WORK TO COMPLETE
In the lines below, find the one that contains "Transcribe the text in this document." and write it out exactly, along with every line that follows it.
# MATERIAL SHOWN start
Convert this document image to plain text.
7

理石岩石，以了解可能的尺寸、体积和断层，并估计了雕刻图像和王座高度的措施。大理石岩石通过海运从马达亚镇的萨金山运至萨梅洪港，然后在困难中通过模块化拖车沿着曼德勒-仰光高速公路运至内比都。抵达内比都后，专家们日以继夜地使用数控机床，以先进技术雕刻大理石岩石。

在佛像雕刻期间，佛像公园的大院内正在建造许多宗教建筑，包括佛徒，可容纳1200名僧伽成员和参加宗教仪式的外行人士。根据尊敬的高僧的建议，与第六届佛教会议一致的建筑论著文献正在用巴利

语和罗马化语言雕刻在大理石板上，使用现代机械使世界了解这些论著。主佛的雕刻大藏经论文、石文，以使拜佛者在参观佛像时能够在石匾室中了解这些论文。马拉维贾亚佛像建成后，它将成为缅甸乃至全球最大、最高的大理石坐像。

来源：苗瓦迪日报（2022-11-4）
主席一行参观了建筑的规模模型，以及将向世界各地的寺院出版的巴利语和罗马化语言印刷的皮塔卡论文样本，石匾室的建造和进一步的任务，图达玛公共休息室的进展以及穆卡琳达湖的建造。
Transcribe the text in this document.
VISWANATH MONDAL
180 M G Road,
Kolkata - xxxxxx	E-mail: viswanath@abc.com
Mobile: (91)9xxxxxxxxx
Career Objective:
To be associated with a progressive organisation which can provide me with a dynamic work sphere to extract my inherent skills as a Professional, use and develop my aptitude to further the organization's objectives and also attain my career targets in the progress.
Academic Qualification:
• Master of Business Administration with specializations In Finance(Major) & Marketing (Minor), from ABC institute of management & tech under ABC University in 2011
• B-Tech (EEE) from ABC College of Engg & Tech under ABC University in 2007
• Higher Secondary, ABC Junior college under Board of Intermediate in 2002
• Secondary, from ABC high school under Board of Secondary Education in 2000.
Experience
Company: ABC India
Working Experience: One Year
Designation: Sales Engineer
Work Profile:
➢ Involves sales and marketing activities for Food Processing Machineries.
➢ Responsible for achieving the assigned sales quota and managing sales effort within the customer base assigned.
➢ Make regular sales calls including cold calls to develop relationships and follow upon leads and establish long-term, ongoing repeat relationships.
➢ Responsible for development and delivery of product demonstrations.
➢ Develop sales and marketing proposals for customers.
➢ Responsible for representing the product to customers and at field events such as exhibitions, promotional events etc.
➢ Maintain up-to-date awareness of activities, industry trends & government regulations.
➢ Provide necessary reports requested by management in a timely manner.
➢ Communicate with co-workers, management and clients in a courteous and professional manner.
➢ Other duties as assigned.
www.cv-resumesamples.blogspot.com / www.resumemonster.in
# MATERIAL SHOWN end
TASK RESPONSE
Transcribe the text in this document.
VISWANATH MONDAL
180 M G Road,
Kolkata - xxxxxx	E-mail: viswanath@abc.com
Mobile: (91)9xxxxxxxxx
Career Objective:
To be associated with a progressive organisation which can provide me with a dynamic work sphere to extract my inherent skills as a Professional, use and develop my aptitude to further the organization's objectives and also attain my career targets in the progress.
Academic Qualification:
• Master of Business Administration with specializations In Finance(Major) & Marketing (Minor), from ABC institute of management & tech under ABC University in 2011
• B-Tech (EEE) from ABC College of Engg & Tech under ABC University in 2007
• Higher Secondary, ABC Junior college under Board of Intermediate in 2002
• Secondary, from ABC high school under Board of Secondary Education in 2000.
Experience
Company: ABC India
Working Experience: One Year
Designation: Sales Engineer
Work Profile:
➢ Involves sales and marketing activities for Food Processing Machineries.
➢ Responsible for achieving the assigned sales quota and managing sales effort within the customer base assigned.
➢ Make regular sales calls including cold calls to develop relationships and follow upon leads and establish long-term, ongoing repeat relationships.
➢ Responsible for development and delivery of product demonstrations.
➢ Develop sales and marketing proposals for customers.
➢ Responsible for representing the product to customers and at field events such as exhibitions, promotional events etc.
➢ Maintain up-to-date awareness of activities, industry trends & government regulations.
➢ Provide necessary reports requested by management in a timely manner.
➢ Communicate with co-workers, management and clients in a courteous and professional manner.
➢ Other duties as assigned.
www.cv-resumesamples.blogspot.com / www.resumemonster.in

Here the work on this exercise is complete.